— START OF Exercise inputs —
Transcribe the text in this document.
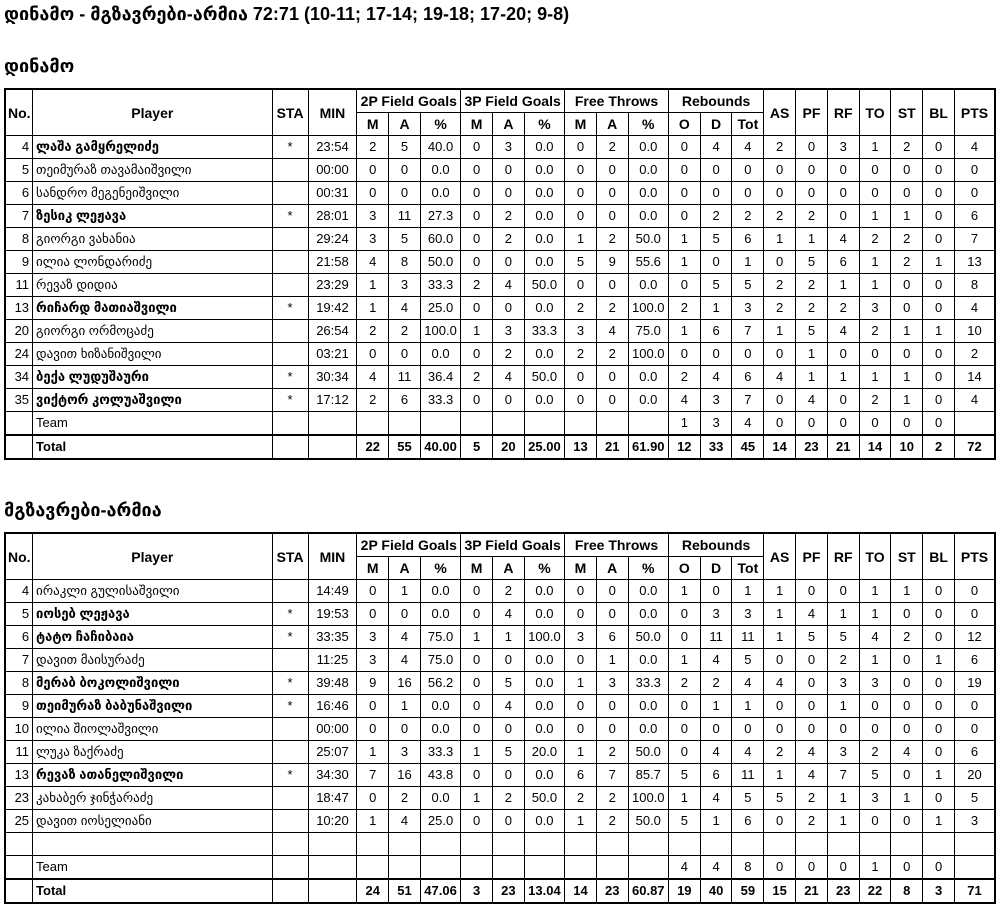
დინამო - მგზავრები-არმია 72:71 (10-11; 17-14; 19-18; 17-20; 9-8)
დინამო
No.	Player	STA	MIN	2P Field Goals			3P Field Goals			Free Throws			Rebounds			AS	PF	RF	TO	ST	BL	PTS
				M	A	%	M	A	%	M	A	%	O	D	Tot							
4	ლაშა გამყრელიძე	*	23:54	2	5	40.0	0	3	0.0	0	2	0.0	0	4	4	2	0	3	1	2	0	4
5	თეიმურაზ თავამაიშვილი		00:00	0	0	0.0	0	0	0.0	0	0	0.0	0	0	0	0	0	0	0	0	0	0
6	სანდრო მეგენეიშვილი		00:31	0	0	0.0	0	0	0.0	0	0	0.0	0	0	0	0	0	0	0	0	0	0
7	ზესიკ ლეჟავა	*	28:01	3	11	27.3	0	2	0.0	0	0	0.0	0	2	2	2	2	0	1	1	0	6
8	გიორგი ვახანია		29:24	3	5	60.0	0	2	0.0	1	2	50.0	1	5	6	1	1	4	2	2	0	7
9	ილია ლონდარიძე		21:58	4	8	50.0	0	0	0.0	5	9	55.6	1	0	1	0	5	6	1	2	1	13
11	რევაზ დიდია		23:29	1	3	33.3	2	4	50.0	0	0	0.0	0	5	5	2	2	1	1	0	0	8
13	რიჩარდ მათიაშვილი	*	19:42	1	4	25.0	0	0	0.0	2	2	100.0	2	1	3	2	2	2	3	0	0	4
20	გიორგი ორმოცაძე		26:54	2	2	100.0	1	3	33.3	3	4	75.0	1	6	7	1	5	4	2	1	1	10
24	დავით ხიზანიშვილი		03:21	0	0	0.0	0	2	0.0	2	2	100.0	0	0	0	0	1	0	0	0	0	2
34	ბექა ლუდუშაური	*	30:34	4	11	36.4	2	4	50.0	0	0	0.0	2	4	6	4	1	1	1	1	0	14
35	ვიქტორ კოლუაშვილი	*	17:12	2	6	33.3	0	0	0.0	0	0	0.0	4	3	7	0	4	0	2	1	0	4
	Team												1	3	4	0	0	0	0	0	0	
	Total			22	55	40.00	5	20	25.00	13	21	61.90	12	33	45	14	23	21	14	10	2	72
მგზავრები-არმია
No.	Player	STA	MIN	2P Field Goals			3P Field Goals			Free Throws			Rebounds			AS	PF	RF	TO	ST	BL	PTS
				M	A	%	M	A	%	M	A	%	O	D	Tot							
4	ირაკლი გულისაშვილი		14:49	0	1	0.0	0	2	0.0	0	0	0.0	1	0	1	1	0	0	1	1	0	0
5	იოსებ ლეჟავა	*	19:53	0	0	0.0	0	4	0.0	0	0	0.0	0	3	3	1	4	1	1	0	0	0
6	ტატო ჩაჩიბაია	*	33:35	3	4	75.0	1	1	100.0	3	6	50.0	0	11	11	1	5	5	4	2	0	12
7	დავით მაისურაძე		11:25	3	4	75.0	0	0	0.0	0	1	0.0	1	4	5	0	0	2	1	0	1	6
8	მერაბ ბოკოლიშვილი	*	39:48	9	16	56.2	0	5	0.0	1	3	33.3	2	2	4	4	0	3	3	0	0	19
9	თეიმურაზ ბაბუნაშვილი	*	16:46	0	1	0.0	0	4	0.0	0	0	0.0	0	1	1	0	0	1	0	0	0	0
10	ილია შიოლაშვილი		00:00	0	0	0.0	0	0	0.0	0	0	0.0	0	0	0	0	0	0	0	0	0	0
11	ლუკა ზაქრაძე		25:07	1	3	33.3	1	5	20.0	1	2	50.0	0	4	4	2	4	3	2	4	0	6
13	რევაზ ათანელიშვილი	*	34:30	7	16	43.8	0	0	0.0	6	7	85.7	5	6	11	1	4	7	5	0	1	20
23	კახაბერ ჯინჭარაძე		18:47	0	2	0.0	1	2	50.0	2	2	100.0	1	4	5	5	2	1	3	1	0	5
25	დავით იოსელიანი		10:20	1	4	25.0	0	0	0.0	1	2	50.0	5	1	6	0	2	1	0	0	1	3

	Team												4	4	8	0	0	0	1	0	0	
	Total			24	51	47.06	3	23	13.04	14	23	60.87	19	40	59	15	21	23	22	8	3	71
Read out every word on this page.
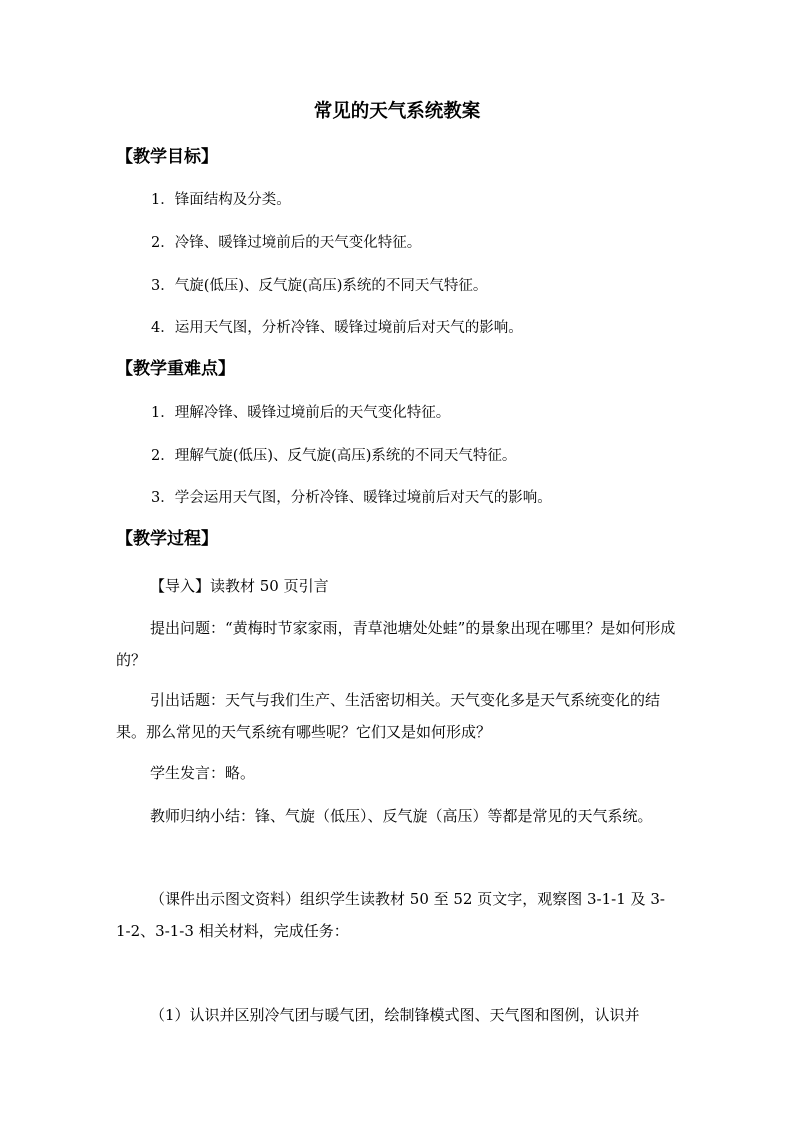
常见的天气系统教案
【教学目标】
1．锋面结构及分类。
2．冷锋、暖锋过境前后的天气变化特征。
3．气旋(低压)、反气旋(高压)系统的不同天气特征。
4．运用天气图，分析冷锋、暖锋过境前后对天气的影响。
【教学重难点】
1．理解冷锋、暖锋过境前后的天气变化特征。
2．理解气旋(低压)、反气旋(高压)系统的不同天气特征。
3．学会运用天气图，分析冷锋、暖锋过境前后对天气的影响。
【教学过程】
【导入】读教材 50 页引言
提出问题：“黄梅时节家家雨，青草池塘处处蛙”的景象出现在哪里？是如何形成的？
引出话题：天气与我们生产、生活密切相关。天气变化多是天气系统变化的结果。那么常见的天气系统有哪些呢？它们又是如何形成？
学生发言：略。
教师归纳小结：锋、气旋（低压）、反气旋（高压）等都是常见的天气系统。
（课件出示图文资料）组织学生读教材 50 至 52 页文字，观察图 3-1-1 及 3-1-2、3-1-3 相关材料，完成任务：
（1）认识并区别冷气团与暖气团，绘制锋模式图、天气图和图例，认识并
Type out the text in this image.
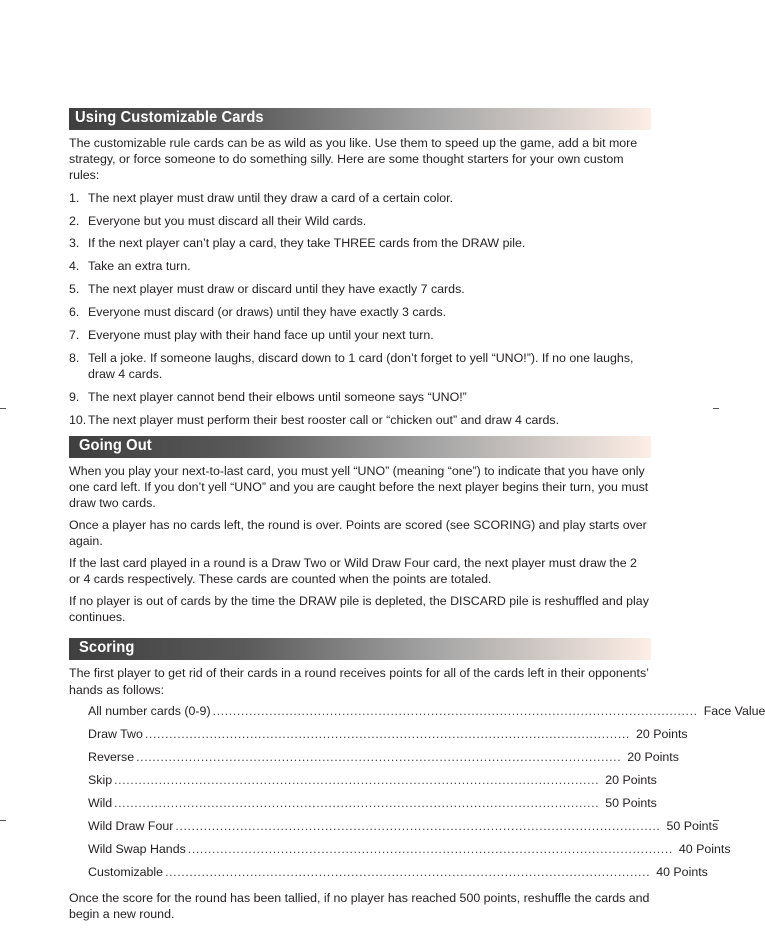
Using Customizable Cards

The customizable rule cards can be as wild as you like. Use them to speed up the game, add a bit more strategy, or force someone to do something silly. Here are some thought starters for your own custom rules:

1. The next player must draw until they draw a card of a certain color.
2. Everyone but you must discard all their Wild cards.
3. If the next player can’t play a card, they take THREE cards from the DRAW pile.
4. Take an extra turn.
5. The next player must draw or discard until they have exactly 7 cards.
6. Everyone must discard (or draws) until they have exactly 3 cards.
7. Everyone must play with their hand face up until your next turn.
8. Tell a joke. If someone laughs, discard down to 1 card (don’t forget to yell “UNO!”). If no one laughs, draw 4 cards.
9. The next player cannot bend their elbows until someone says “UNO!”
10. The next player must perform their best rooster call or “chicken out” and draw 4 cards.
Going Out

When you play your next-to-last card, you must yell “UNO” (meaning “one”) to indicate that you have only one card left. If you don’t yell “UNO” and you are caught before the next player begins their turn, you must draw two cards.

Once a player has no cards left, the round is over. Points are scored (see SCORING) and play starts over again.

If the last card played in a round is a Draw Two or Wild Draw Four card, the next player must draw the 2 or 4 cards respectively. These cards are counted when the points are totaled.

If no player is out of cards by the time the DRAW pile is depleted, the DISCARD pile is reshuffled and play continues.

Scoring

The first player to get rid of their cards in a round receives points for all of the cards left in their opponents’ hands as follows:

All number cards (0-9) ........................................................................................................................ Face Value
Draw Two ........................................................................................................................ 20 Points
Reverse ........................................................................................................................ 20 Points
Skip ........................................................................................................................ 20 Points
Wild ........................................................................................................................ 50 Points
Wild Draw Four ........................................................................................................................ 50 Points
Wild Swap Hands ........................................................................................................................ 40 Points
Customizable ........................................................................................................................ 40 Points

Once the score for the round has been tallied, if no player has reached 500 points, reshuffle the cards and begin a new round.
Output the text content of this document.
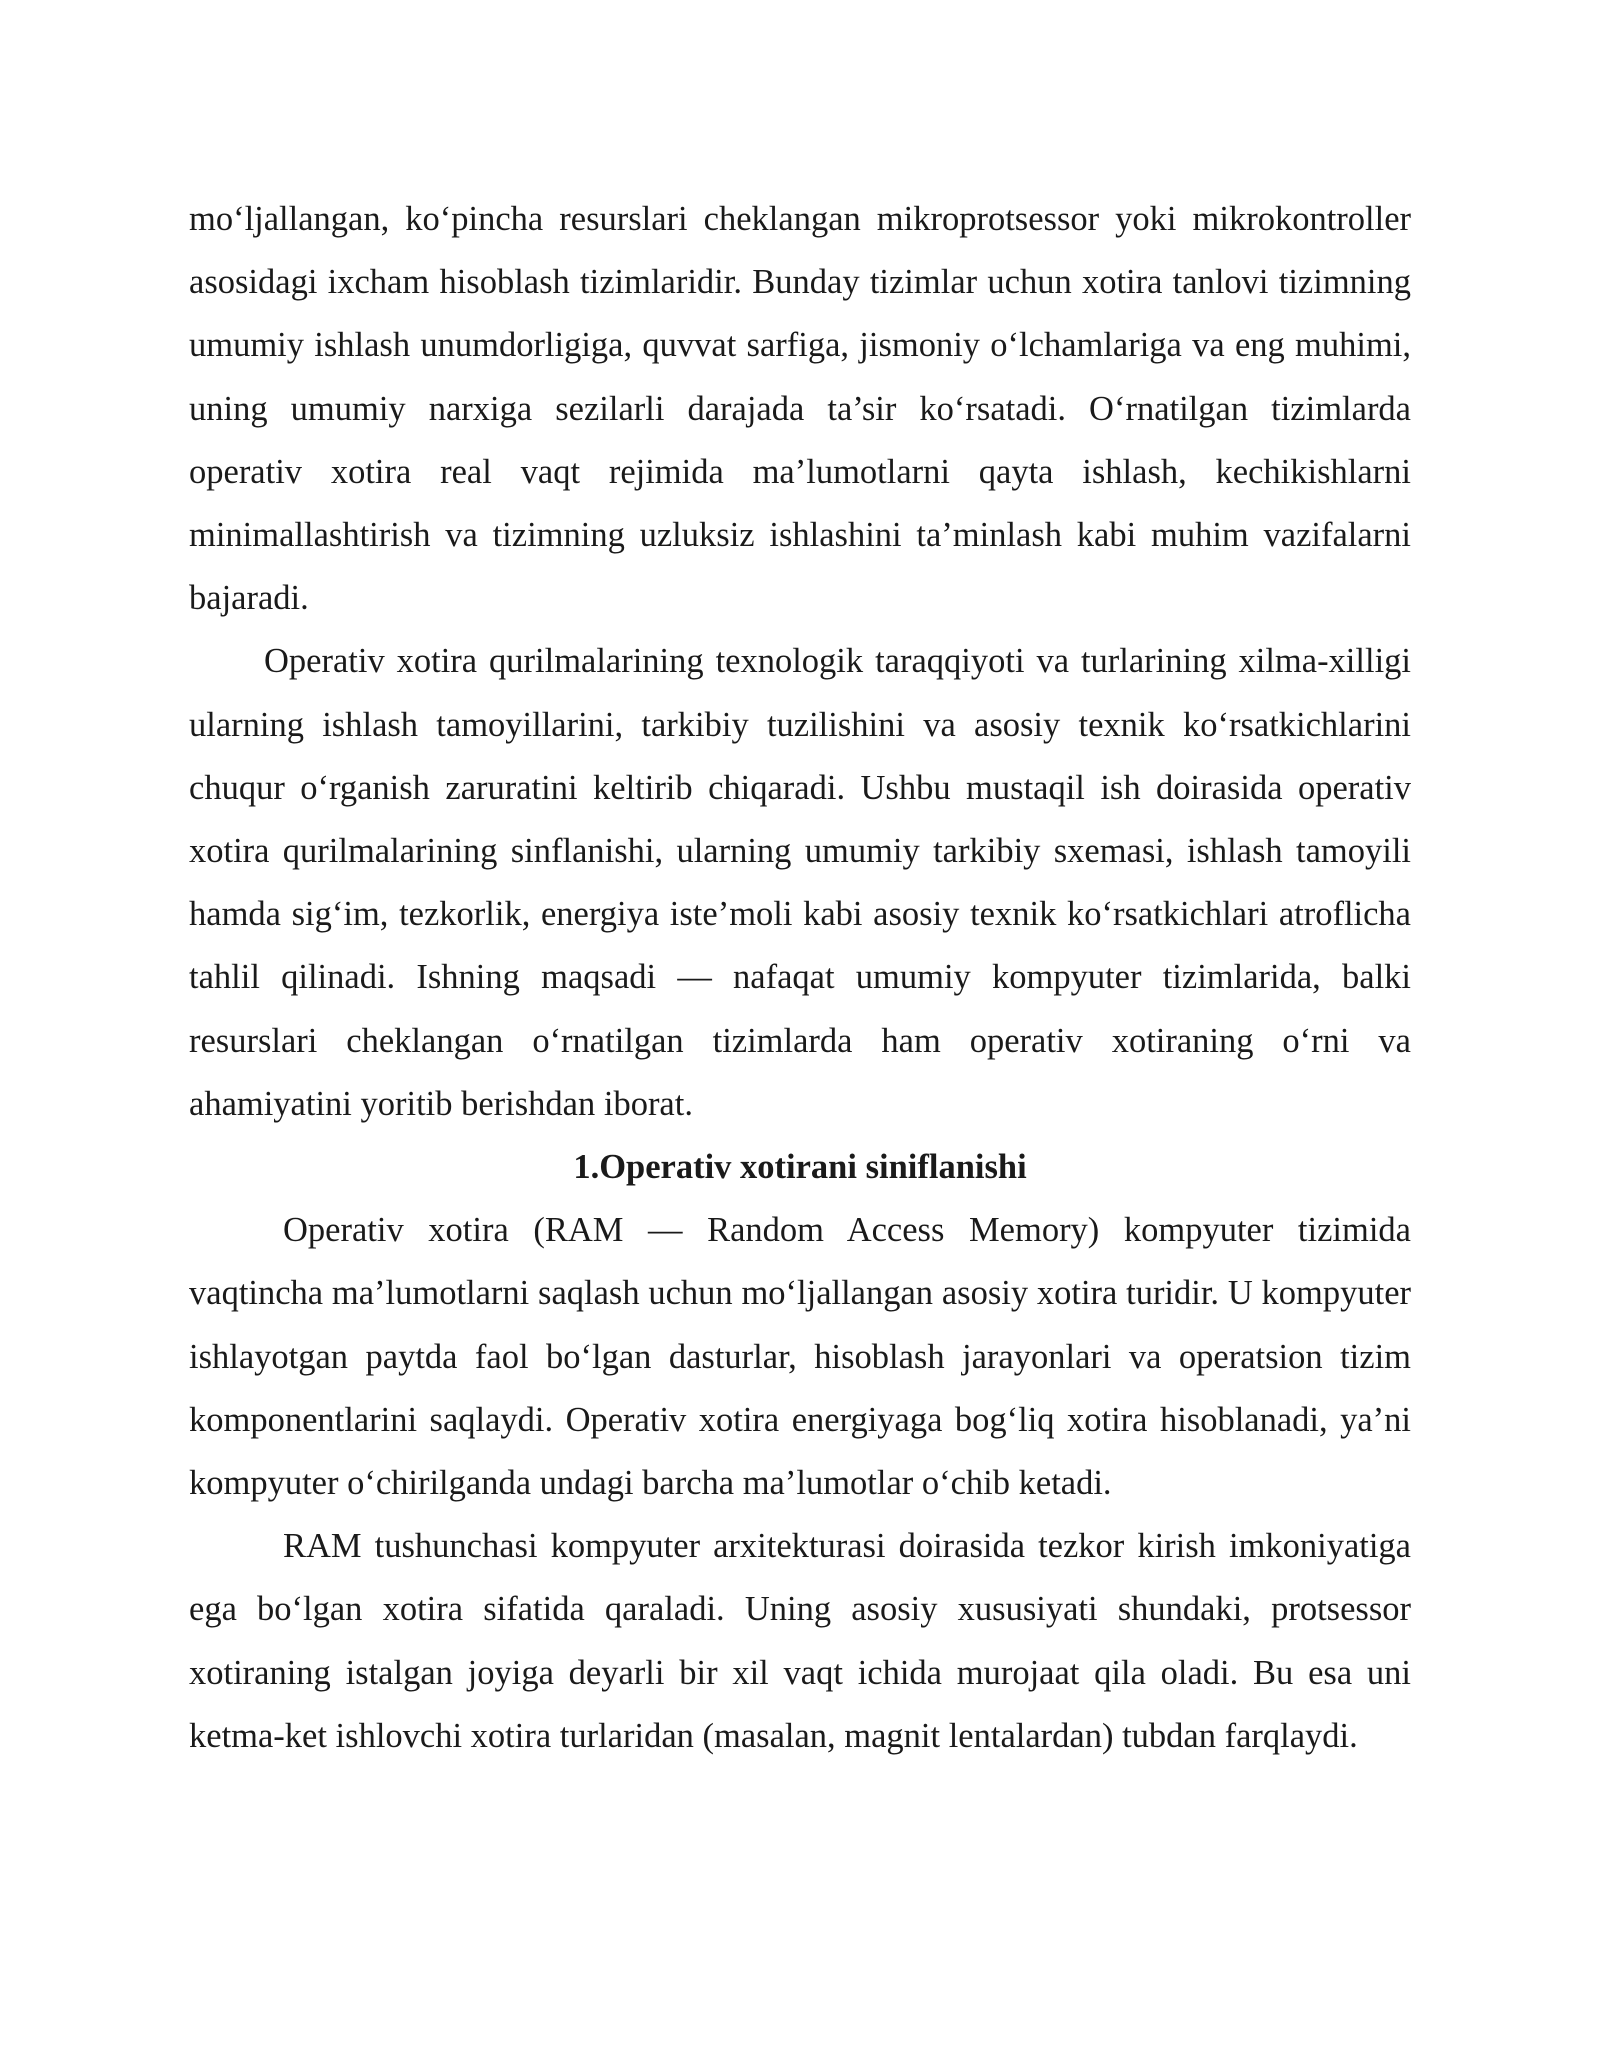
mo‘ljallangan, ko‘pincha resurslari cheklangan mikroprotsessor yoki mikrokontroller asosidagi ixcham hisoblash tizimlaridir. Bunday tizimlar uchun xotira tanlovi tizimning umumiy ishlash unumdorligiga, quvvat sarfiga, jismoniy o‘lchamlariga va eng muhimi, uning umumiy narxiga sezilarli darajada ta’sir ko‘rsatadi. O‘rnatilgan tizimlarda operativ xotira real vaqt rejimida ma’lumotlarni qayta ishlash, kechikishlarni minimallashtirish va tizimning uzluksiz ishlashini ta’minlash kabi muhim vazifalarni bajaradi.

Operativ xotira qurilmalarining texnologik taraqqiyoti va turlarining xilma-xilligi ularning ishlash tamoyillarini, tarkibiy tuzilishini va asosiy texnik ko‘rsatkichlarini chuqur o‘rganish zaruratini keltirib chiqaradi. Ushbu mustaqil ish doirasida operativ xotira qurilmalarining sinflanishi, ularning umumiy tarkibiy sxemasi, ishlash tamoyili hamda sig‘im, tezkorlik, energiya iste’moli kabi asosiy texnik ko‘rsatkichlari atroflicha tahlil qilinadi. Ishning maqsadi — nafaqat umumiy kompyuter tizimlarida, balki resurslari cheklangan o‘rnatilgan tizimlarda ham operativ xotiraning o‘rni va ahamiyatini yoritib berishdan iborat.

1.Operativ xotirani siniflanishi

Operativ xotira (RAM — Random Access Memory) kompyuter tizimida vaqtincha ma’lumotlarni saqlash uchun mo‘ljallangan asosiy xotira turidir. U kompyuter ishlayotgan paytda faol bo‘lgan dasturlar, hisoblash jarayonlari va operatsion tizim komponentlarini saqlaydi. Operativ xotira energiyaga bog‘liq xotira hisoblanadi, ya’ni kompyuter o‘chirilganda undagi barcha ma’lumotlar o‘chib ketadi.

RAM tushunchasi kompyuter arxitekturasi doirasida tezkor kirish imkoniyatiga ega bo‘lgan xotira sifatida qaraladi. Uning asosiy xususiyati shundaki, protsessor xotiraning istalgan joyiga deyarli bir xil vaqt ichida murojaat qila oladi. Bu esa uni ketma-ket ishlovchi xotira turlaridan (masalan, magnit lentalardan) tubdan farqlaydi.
— END OF Exercise inputs —
**Work to do:**
Check each line above for the string "分析冷锋" and show the ones that have it.

**The output:**
4．运用天气图，分析冷锋、暖锋过境前后对天气的影响。
3．学会运用天气图，分析冷锋、暖锋过境前后对天气的影响。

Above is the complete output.